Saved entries
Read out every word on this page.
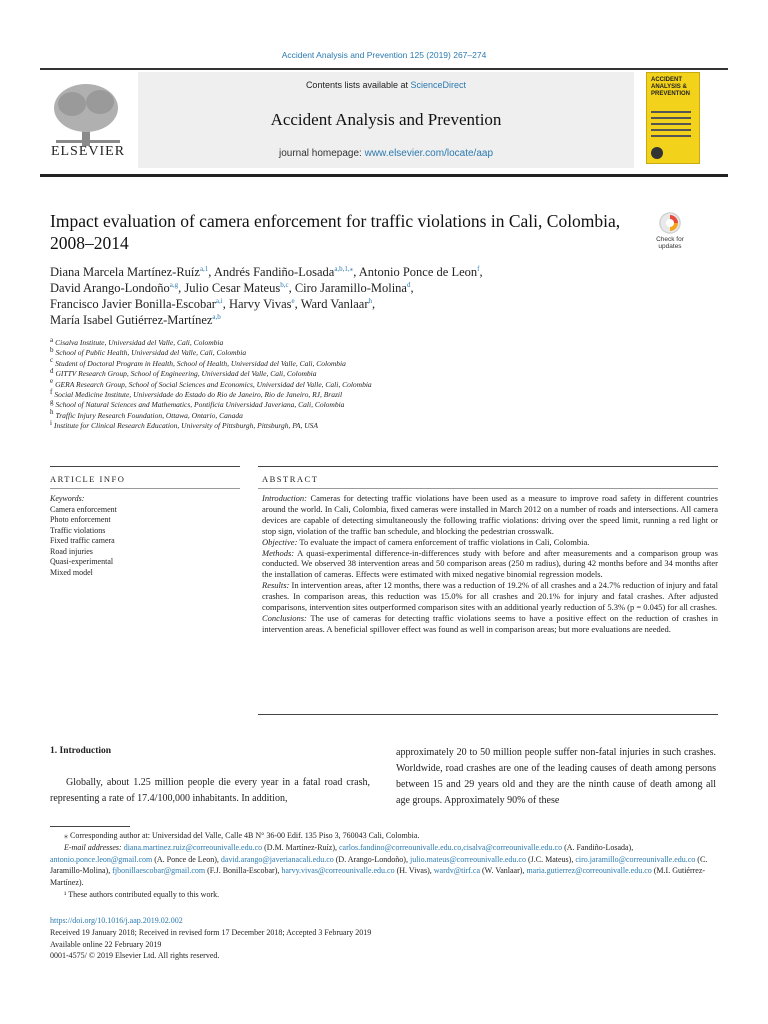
Accident Analysis and Prevention 125 (2019) 267–274
ELSEVIER
Contents lists available at ScienceDirect
Accident Analysis and Prevention
journal homepage: www.elsevier.com/locate/aap
ACCIDENT ANALYSIS & PREVENTION
Impact evaluation of camera enforcement for traffic violations in Cali, Colombia, 2008–2014	Check for updates
Diana Marcela Martínez-Ruíz$^{a,1}$, Andrés Fandiño-Losada$^{a,b,1,⁎}$, Antonio Ponce de Leon$^f$,
David Arango-Londoño$^{a,g}$, Julio Cesar Mateus$^{b,c}$, Ciro Jaramillo-Molina$^d$,
Francisco Javier Bonilla-Escobar$^{a,i}$, Harvy Vivas$^e$, Ward Vanlaar$^h$,
María Isabel Gutiérrez-Martínez$^{a,b}$
$^a$ Cisalva Institute, Universidad del Valle, Cali, Colombia
$^b$ School of Public Health, Universidad del Valle, Cali, Colombia
$^c$ Student of Doctoral Program in Health, School of Health, Universidad del Valle, Cali, Colombia
$^d$ GITTV Research Group, School of Engineering, Universidad del Valle, Cali, Colombia
$^e$ GERA Research Group, School of Social Sciences and Economics, Universidad del Valle, Cali, Colombia
$^f$ Social Medicine Institute, Universidade do Estado do Rio de Janeiro, Rio de Janeiro, RJ, Brazil
$^g$ School of Natural Sciences and Mathematics, Pontificia Universidad Javeriana, Cali, Colombia
$^h$ Traffic Injury Research Foundation, Ottawa, Ontario, Canada
$^i$ Institute for Clinical Research Education, University of Pittsburgh, Pittsburgh, PA, USA
ARTICLE INFO	ABSTRACT
Keywords:
Camera enforcement
Photo enforcement
Traffic violations
Fixed traffic camera
Road injuries
Quasi-experimental
Mixed model

Introduction: Cameras for detecting traffic violations have been used as a measure to improve road safety in different countries around the world. In Cali, Colombia, fixed cameras were installed in March 2012 on a number of roads and intersections. All camera devices are capable of detecting simultaneously the following traffic violations: driving over the speed limit, running a red light or stop sign, violation of the traffic ban schedule, and blocking the pedestrian crosswalk.

Objective: To evaluate the impact of camera enforcement of traffic violations in Cali, Colombia.

Methods: A quasi-experimental difference-in-differences study with before and after measurements and a comparison group was conducted. We observed 38 intervention areas and 50 comparison areas (250 m radius), during 42 months before and 34 months after the installation of cameras. Effects were estimated with mixed negative binomial regression models.

Results: In intervention areas, after 12 months, there was a reduction of 19.2% of all crashes and a 24.7% reduction of injury and fatal crashes. In comparison areas, this reduction was 15.0% for all crashes and 20.1% for injury and fatal crashes. After adjusted comparisons, intervention sites outperformed comparison sites with an additional yearly reduction of 5.3% (p = 0.045) for all crashes.

Conclusions: The use of cameras for detecting traffic violations seems to have a positive effect on the reduction of crashes in intervention areas. A beneficial spillover effect was found as well in comparison areas; but more evaluations are needed.

1. Introduction
Globally, about 1.25 million people die every year in a fatal road crash, representing a rate of 17.4/100,000 inhabitants. In addition,
approximately 20 to 50 million people suffer non-fatal injuries in such crashes. Worldwide, road crashes are one of the leading causes of death among persons between 15 and 29 years old and they are the ninth cause of death among all age groups. Approximately 90% of these
⁎ Corresponding author at: Universidad del Valle, Calle 4B N° 36-00 Edif. 135 Piso 3, 760043 Cali, Colombia.
E-mail addresses: diana.martinez.ruiz@correounivalle.edu.co (D.M. Martínez-Ruíz), carlos.fandino@correounivalle.edu.co,cisalva@correounivalle.edu.co (A. Fandiño-Losada), antonio.ponce.leon@gmail.com (A. Ponce de Leon), david.arango@javerianacali.edu.co (D. Arango-Londoño), julio.mateus@correounivalle.edu.co (J.C. Mateus), ciro.jaramillo@correounivalle.edu.co (C. Jaramillo-Molina), fjbonillaescobar@gmail.com (F.J. Bonilla-Escobar), harvy.vivas@correounivalle.edu.co (H. Vivas), wardv@tirf.ca (W. Vanlaar), maria.gutierrez@correounivalle.edu.co (M.I. Gutiérrez-Martínez).
¹ These authors contributed equally to this work.
https://doi.org/10.1016/j.aap.2019.02.002
Received 19 January 2018; Received in revised form 17 December 2018; Accepted 3 February 2019
Available online 22 February 2019
0001-4575/ © 2019 Elsevier Ltd. All rights reserved.
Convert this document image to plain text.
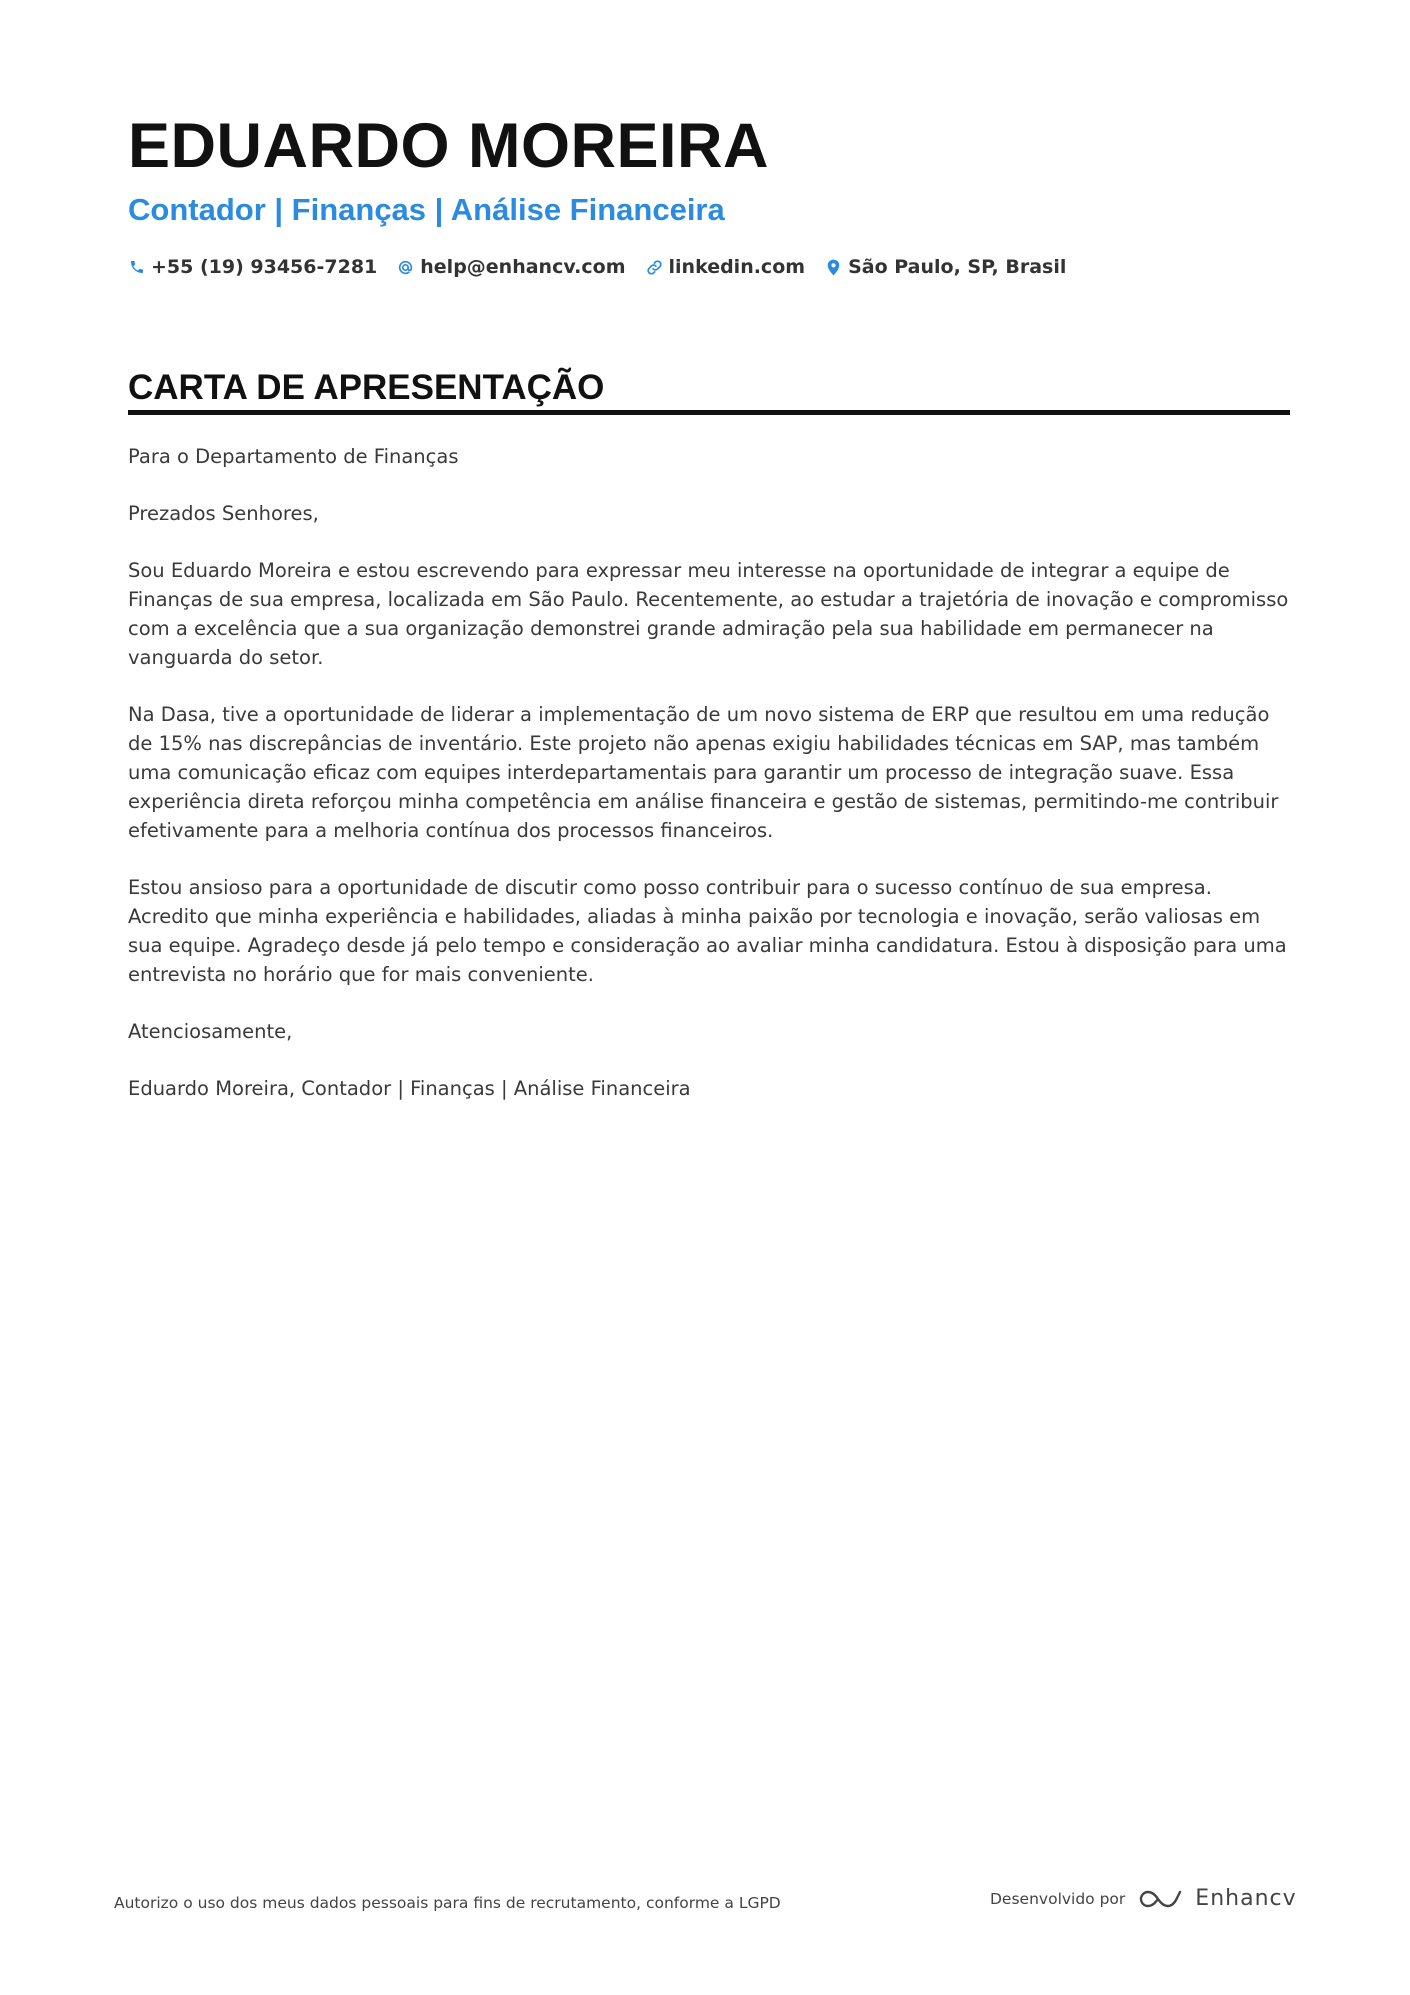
EDUARDO MOREIRA
Contador | Finanças | Análise Financeira
+55 (19) 93456-7281 help@enhancv.com linkedin.com São Paulo, SP, Brasil
CARTA DE APRESENTAÇÃO

Para o Departamento de Finanças

Prezados Senhores,

Sou Eduardo Moreira e estou escrevendo para expressar meu interesse na oportunidade de integrar a equipe de Finanças de sua empresa, localizada em São Paulo. Recentemente, ao estudar a trajetória de inovação e compromisso com a excelência que a sua organização demonstrei grande admiração pela sua habilidade em permanecer na vanguarda do setor.

Na Dasa, tive a oportunidade de liderar a implementação de um novo sistema de ERP que resultou em uma redução de 15% nas discrepâncias de inventário. Este projeto não apenas exigiu habilidades técnicas em SAP, mas também uma comunicação eficaz com equipes interdepartamentais para garantir um processo de integração suave. Essa experiência direta reforçou minha competência em análise financeira e gestão de sistemas, permitindo-me contribuir efetivamente para a melhoria contínua dos processos financeiros.

Estou ansioso para a oportunidade de discutir como posso contribuir para o sucesso contínuo de sua empresa. Acredito que minha experiência e habilidades, aliadas à minha paixão por tecnologia e inovação, serão valiosas em sua equipe. Agradeço desde já pelo tempo e consideração ao avaliar minha candidatura. Estou à disposição para uma entrevista no horário que for mais conveniente.

Atenciosamente,

Eduardo Moreira, Contador | Finanças | Análise Financeira

Autorizo o uso dos meus dados pessoais para fins de recrutamento, conforme a LGPD	Desenvolvido por	Enhancv
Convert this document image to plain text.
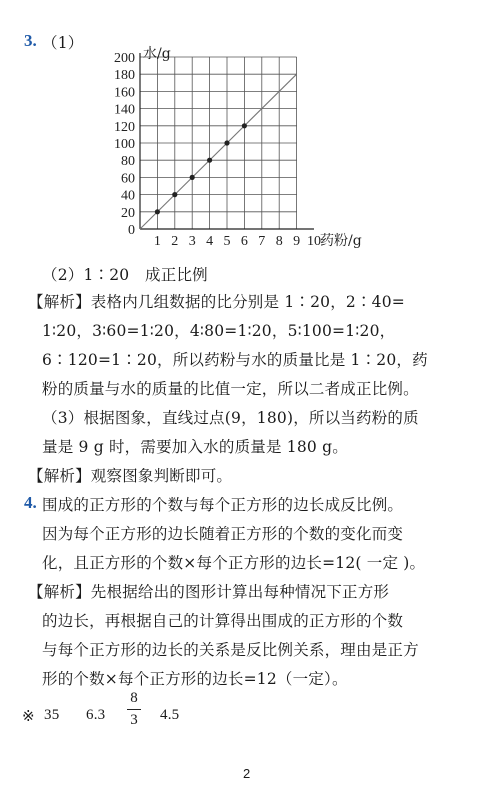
3. （1）
0
20
40
60
80
100
120
140
160
180
200
1 2 3 4 5 6 7 8 9 10
水/g
药粉/g
（2）1∶20　成正比例
【解析】表格内几组数据的比分别是 1∶20，2∶40=
1∶20，3∶60=1∶20，4∶80=1∶20，5∶100=1∶20，
6∶120=1∶20，所以药粉与水的质量比是 1∶20，药
粉的质量与水的质量的比值一定，所以二者成正比例。
（3）根据图象，直线过点(9，180)，所以当药粉的质
量是 9 g 时，需要加入水的质量是 180 g。
【解析】观察图象判断即可。
4. 围成的正方形的个数与每个正方形的边长成反比例。
因为每个正方形的边长随着正方形的个数的变化而变
化，且正方形的个数×每个正方形的边长=12( 一定 )。
【解析】先根据给出的图形计算出每种情况下正方形
的边长，再根据自己的计算得出围成的正方形的个数
与每个正方形的边长的关系是反比例关系，理由是正方
形的个数×每个正方形的边长=12（一定）。
※ 35 6.3
8
3 4.5
2
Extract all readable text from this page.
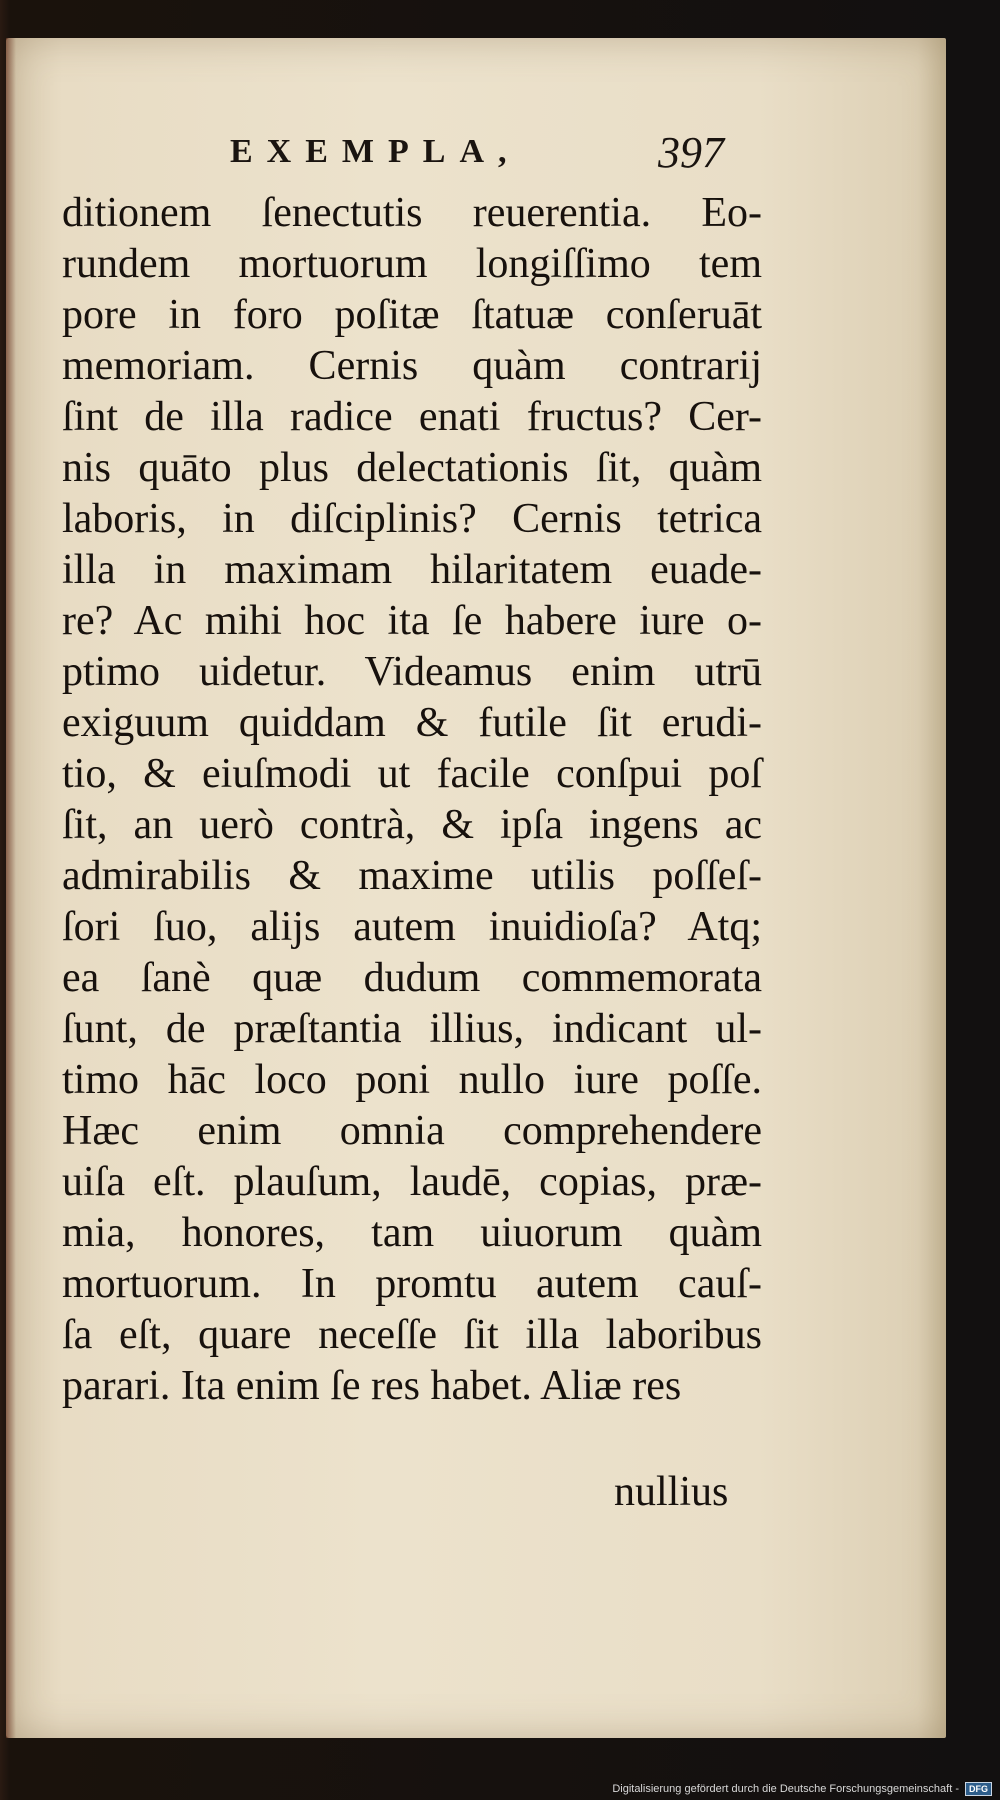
EXEMPLA,	397
ditionem ſenectutis reuerentia. Eo-
rundem mortuorum longiſſimo tem
pore in foro poſitæ ſtatuæ conſeruāt
memoriam. Cernis quàm contrarij
ſint de illa radice enati fructus? Cer-
nis quāto plus delectationis ſit, quàm
laboris, in diſciplinis? Cernis tetrica
illa in maximam hilaritatem euade-
re? Ac mihi hoc ita ſe habere iure o-
ptimo uidetur. Videamus enim utrū
exiguum quiddam & futile ſit erudi-
tio, & eiuſmodi ut facile conſpui poſ
ſit, an uerò contrà, & ipſa ingens ac
admirabilis & maxime utilis poſſeſ-
ſori ſuo, alijs autem inuidioſa? Atq;
ea ſanè quæ dudum commemorata
ſunt, de præſtantia illius, indicant ul-
timo hāc loco poni nullo iure poſſe.
Hæc enim omnia comprehendere
uiſa eſt. plauſum, laudē, copias, præ-
mia, honores, tam uiuorum quàm
mortuorum. In promtu autem cauſ-
ſa eſt, quare neceſſe ſit illa laboribus
parari. Ita enim ſe res habet. Aliæ res
nullius
Digitalisierung gefördert durch die Deutsche Forschungsgemeinschaft -	DFG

- [DO THIS]
Which lines contain "Molina"? Copy each of them.

- [REPLY TO THE TASK]
David Arango-Londoño$^{a,g}$, Julio Cesar Mateus$^{b,c}$, Ciro Jaramillo-Molina$^d$,
E-mail addresses: diana.martinez.ruiz@correounivalle.edu.co (D.M. Martínez-Ruíz), carlos.fandino@correounivalle.edu.co,cisalva@correounivalle.edu.co (A. Fandiño-Losada), antonio.ponce.leon@gmail.com (A. Ponce de Leon), david.arango@javerianacali.edu.co (D. Arango-Londoño), julio.mateus@correounivalle.edu.co (J.C. Mateus), ciro.jaramillo@correounivalle.edu.co (C. Jaramillo-Molina), fjbonillaescobar@gmail.com (F.J. Bonilla-Escobar), harvy.vivas@correounivalle.edu.co (H. Vivas), wardv@tirf.ca (W. Vanlaar), maria.gutierrez@correounivalle.edu.co (M.I. Gutiérrez-Martínez).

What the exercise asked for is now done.